# What is expected:
Pictures in the data below are not part of the copy; transcribe everything else exactly.

# Input:
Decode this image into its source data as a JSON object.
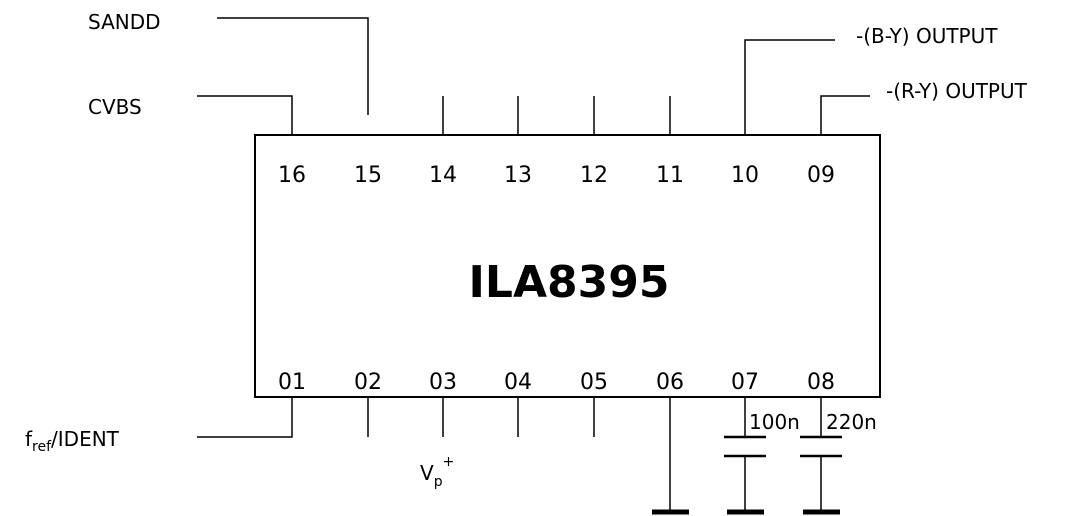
{
  "chip": {
    "name": "ILA8395",
    "top_pins": [
      "16",
      "15",
      "14",
      "13",
      "12",
      "11",
      "10",
      "09"
    ],
    "bottom_pins": [
      "01",
      "02",
      "03",
      "04",
      "05",
      "06",
      "07",
      "08"
    ]
  },
  "labels": {
    "sandd": "SANDD",
    "cvbs": "CVBS",
    "by_output": "-(B-Y) OUTPUT",
    "ry_output": "-(R-Y) OUTPUT",
    "fref_main": "f",
    "fref_sub": "ref",
    "fref_rest": "/IDENT",
    "vp_main": "V",
    "vp_sub": "p",
    "vp_sup": "+",
    "cap_100n": "100n",
    "cap_220n": "220n"
  }
}
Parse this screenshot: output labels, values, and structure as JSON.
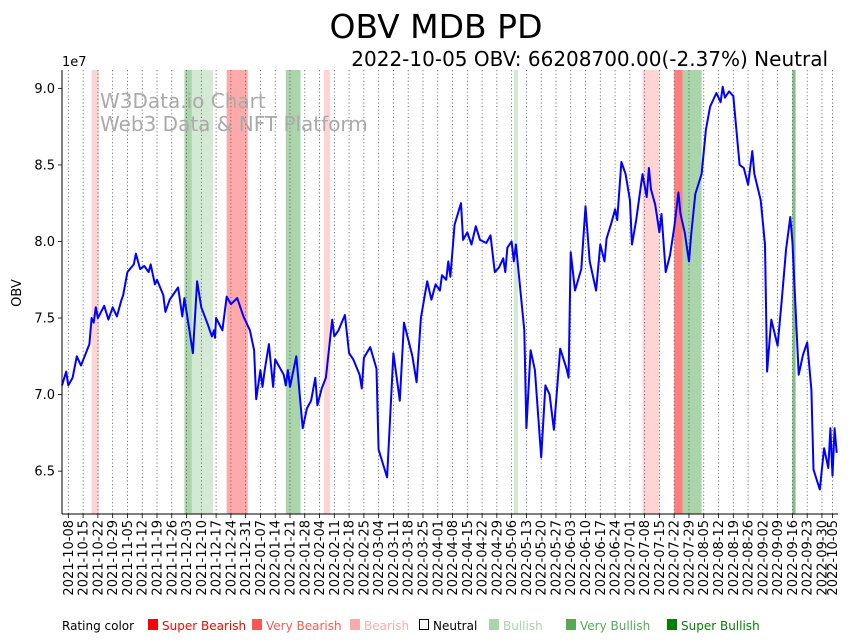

# Final answer:
Decode this image into its source data as a JSON object.
{
  "chip": {
    "name": "ILA8395",
    "top_pins": [
      "16",
      "15",
      "14",
      "13",
      "12",
      "11",
      "10",
      "09"
    ],
    "bottom_pins": [
      "01",
      "02",
      "03",
      "04",
      "05",
      "06",
      "07",
      "08"
    ]
  },
  "labels": {
    "sandd": "SANDD",
    "cvbs": "CVBS",
    "by_output": "-(B-Y) OUTPUT",
    "ry_output": "-(R-Y) OUTPUT",
    "fref_main": "f",
    "fref_sub": "ref",
    "fref_rest": "/IDENT",
    "vp_main": "V",
    "vp_sub": "p",
    "vp_sup": "+",
    "cap_100n": "100n",
    "cap_220n": "220n"
  }
}
Parse this screenshot: output labels, values, and structure as JSON.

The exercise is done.